Task prompt: Repeat every line below exactly as it reads.
**** Stored records ****
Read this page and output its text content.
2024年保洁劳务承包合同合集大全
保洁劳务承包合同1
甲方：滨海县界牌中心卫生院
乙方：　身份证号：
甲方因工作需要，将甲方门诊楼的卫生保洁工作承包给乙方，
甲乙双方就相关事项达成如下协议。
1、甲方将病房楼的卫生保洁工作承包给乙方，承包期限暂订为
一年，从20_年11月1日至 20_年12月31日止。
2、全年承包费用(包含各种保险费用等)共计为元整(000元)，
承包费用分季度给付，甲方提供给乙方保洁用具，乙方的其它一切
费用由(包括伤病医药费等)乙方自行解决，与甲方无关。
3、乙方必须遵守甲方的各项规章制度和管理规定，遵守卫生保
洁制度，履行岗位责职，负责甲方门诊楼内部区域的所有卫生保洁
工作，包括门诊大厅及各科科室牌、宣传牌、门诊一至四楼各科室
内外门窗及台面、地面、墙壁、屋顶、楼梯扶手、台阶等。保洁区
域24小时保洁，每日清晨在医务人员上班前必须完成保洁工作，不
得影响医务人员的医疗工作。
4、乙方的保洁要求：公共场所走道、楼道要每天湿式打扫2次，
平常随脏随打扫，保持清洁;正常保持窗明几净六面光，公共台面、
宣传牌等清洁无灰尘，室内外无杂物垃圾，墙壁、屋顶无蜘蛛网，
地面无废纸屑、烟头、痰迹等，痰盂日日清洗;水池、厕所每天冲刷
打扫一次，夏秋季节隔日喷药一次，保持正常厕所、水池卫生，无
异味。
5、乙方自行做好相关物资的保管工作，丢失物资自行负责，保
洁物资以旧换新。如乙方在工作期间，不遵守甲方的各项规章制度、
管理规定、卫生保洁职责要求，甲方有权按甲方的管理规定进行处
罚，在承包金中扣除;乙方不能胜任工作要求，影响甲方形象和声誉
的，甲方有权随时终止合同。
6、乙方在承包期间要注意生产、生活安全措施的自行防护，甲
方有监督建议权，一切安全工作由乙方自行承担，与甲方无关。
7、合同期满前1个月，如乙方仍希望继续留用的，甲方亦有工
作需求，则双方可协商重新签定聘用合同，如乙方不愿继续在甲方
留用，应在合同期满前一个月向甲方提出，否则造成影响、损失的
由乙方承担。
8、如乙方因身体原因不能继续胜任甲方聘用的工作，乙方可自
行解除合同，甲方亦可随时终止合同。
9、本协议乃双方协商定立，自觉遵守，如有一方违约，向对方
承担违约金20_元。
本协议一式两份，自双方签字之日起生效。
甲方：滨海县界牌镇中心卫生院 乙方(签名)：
****
Correct response:
Read this page and output its text content.
2024年保洁劳务承包合同合集大全
保洁劳务承包合同1
甲方：滨海县界牌中心卫生院
乙方：　身份证号：
甲方因工作需要，将甲方门诊楼的卫生保洁工作承包给乙方，
甲乙双方就相关事项达成如下协议。
1、甲方将病房楼的卫生保洁工作承包给乙方，承包期限暂订为
一年，从20_年11月1日至 20_年12月31日止。
2、全年承包费用(包含各种保险费用等)共计为元整(000元)，
承包费用分季度给付，甲方提供给乙方保洁用具，乙方的其它一切
费用由(包括伤病医药费等)乙方自行解决，与甲方无关。
3、乙方必须遵守甲方的各项规章制度和管理规定，遵守卫生保
洁制度，履行岗位责职，负责甲方门诊楼内部区域的所有卫生保洁
工作，包括门诊大厅及各科科室牌、宣传牌、门诊一至四楼各科室
内外门窗及台面、地面、墙壁、屋顶、楼梯扶手、台阶等。保洁区
域24小时保洁，每日清晨在医务人员上班前必须完成保洁工作，不
得影响医务人员的医疗工作。
4、乙方的保洁要求：公共场所走道、楼道要每天湿式打扫2次，
平常随脏随打扫，保持清洁;正常保持窗明几净六面光，公共台面、
宣传牌等清洁无灰尘，室内外无杂物垃圾，墙壁、屋顶无蜘蛛网，
地面无废纸屑、烟头、痰迹等，痰盂日日清洗;水池、厕所每天冲刷
打扫一次，夏秋季节隔日喷药一次，保持正常厕所、水池卫生，无
异味。
5、乙方自行做好相关物资的保管工作，丢失物资自行负责，保
洁物资以旧换新。如乙方在工作期间，不遵守甲方的各项规章制度、
管理规定、卫生保洁职责要求，甲方有权按甲方的管理规定进行处
罚，在承包金中扣除;乙方不能胜任工作要求，影响甲方形象和声誉
的，甲方有权随时终止合同。
6、乙方在承包期间要注意生产、生活安全措施的自行防护，甲
方有监督建议权，一切安全工作由乙方自行承担，与甲方无关。
7、合同期满前1个月，如乙方仍希望继续留用的，甲方亦有工
作需求，则双方可协商重新签定聘用合同，如乙方不愿继续在甲方
留用，应在合同期满前一个月向甲方提出，否则造成影响、损失的
由乙方承担。
8、如乙方因身体原因不能继续胜任甲方聘用的工作，乙方可自
行解除合同，甲方亦可随时终止合同。
9、本协议乃双方协商定立，自觉遵守，如有一方违约，向对方
承担违约金20_元。
本协议一式两份，自双方签字之日起生效。
甲方：滨海县界牌镇中心卫生院 乙方(签名)：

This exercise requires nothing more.